▼

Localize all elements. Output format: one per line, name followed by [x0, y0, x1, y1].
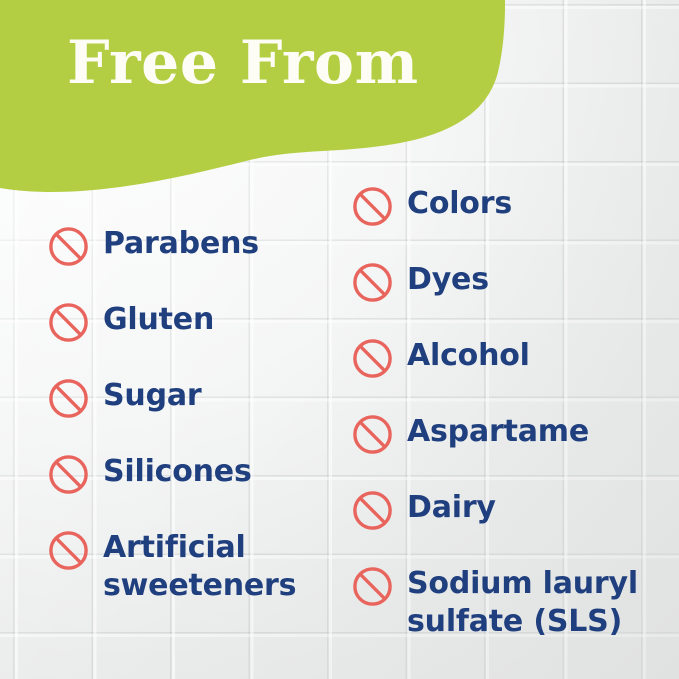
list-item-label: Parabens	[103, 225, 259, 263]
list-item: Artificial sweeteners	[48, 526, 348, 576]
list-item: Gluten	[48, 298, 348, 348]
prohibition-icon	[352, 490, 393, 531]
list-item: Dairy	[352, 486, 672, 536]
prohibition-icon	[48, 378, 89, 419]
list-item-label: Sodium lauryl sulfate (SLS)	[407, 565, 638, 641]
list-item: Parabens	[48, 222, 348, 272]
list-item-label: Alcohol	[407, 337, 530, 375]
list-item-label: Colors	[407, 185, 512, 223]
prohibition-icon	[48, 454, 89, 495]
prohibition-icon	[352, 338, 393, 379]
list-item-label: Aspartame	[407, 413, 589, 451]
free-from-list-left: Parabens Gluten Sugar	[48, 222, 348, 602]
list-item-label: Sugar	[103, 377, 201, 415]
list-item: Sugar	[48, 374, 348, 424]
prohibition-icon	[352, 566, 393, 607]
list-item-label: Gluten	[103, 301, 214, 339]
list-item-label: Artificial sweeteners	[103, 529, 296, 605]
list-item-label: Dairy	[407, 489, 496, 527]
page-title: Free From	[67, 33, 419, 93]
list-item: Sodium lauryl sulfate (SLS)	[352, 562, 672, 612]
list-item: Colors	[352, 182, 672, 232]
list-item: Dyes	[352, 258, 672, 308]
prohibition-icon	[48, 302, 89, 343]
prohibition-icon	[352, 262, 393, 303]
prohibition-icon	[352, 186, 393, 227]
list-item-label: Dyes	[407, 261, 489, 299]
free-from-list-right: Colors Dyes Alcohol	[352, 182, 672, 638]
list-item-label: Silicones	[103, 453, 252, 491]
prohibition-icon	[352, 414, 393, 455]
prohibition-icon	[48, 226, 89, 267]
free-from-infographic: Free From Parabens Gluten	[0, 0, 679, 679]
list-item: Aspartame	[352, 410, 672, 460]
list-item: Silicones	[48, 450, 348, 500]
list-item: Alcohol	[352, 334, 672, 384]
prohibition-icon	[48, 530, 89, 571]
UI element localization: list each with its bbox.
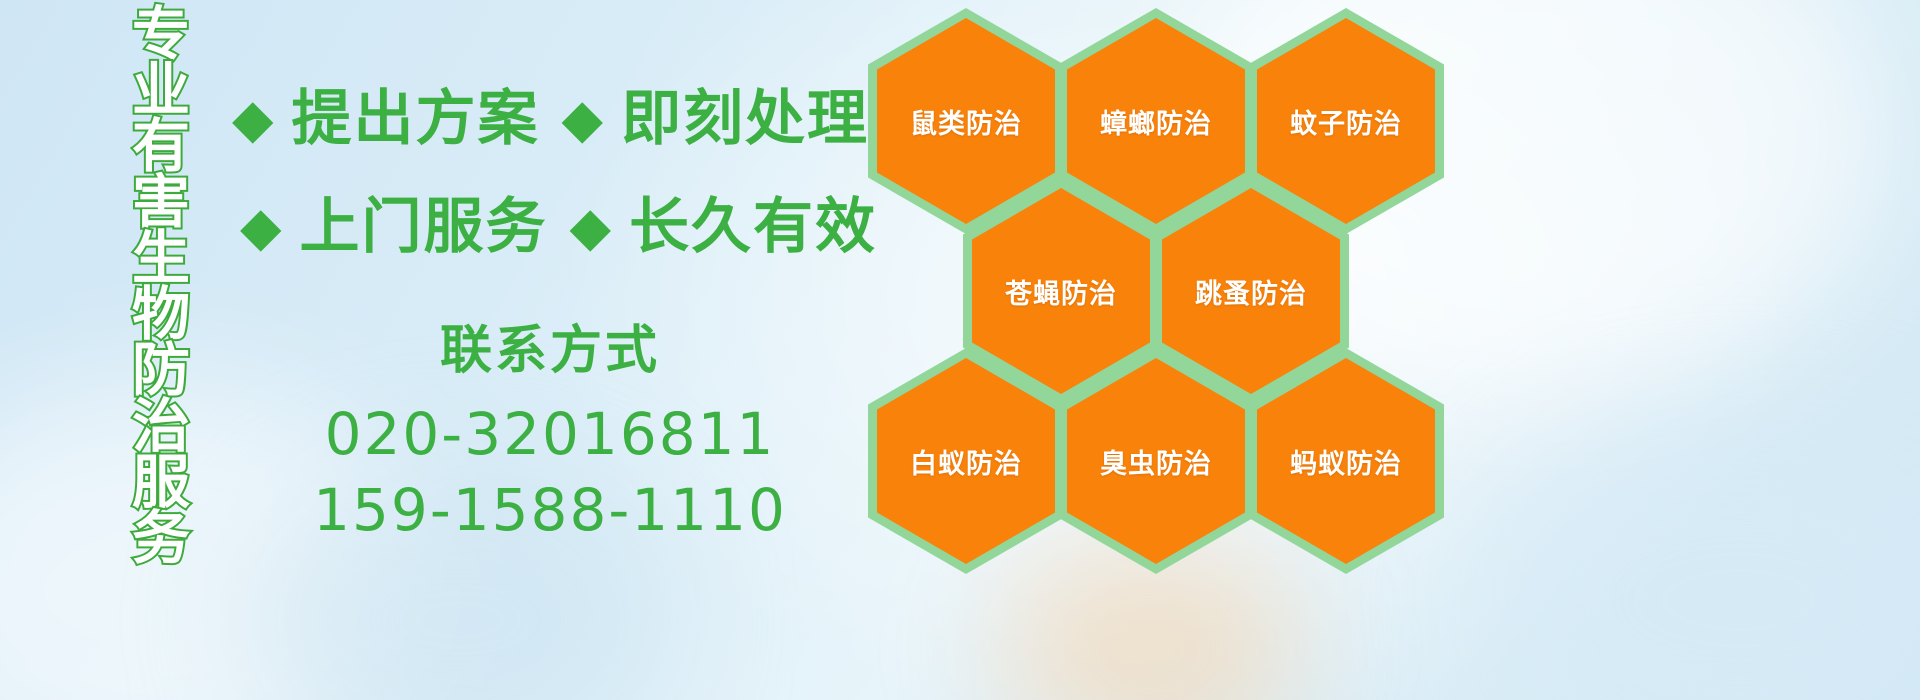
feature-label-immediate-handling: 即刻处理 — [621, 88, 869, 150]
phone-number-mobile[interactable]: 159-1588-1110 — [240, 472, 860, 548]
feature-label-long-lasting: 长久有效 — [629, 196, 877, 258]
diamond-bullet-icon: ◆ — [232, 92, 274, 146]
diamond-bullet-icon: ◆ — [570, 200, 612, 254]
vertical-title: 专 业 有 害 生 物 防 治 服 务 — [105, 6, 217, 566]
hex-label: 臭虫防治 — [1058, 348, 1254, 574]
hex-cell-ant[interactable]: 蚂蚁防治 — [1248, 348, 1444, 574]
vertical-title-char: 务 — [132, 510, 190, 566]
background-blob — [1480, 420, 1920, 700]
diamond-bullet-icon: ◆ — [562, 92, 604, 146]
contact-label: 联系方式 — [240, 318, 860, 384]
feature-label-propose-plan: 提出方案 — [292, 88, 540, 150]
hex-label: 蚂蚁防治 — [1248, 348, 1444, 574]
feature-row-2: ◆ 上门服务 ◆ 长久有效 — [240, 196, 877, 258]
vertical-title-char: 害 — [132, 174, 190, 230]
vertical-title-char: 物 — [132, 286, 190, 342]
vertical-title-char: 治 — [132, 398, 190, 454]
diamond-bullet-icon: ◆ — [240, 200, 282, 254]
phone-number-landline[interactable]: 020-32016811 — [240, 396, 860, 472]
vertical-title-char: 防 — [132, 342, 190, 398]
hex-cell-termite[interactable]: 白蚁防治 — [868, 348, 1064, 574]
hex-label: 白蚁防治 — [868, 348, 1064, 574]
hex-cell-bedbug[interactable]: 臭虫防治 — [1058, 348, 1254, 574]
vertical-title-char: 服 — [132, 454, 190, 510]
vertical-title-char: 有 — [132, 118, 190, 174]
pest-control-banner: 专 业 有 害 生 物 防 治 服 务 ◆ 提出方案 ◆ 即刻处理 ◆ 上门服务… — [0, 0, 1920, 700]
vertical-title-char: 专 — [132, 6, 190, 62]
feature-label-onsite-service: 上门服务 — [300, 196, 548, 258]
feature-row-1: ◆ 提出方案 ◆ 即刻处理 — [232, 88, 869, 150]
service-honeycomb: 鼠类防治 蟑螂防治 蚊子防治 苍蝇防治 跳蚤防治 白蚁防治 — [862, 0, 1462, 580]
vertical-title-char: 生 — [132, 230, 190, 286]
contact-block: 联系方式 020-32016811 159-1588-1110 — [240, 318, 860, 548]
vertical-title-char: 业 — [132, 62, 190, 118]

▲
▼

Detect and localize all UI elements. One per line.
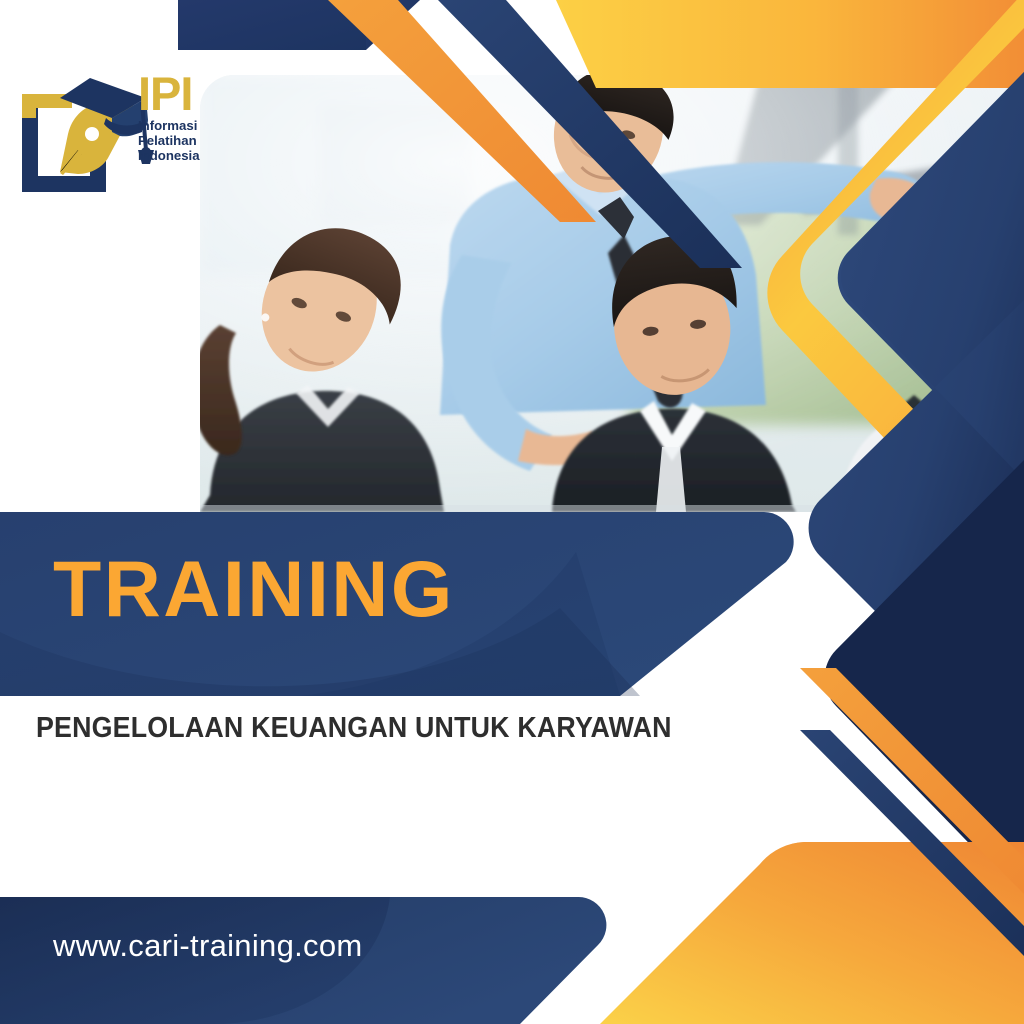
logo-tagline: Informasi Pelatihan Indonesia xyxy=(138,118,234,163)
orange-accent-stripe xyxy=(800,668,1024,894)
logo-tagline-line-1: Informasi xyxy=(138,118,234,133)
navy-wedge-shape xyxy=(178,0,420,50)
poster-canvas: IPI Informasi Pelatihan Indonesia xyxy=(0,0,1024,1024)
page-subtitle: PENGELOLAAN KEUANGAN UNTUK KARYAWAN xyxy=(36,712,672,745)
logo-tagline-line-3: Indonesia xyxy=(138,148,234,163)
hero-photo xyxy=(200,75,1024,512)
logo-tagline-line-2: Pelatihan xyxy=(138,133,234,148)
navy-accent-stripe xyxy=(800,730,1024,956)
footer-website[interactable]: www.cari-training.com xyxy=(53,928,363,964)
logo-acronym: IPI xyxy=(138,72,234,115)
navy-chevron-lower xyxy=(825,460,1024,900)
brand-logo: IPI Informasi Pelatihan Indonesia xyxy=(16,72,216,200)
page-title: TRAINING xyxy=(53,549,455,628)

▲

Format the items from the line containing "feature-label-immediate-handling: 即刻处理 —" through the line containing "hex-cell-ant[interactable]: 蚂蚁防治 —" as a numbered list, omitting any blank lines.

### SOLUTION TO THIS EXERCISE
1. feature-label-immediate-handling: 即刻处理 — [621, 88, 869, 150]
2. phone-number-mobile[interactable]: 159-1588-1110 — [240, 472, 860, 548]
3. feature-label-long-lasting: 长久有效 — [629, 196, 877, 258]
4. diamond-bullet-icon: ◆ — [232, 92, 274, 146]
5. diamond-bullet-icon: ◆ — [570, 200, 612, 254]
6. vertical-title: 专 业 有 害 生 物 防 治 服 务 — [105, 6, 217, 566]
7. hex-label: 臭虫防治 — [1058, 348, 1254, 574]
8. hex-cell-ant[interactable]: 蚂蚁防治 — [1248, 348, 1444, 574]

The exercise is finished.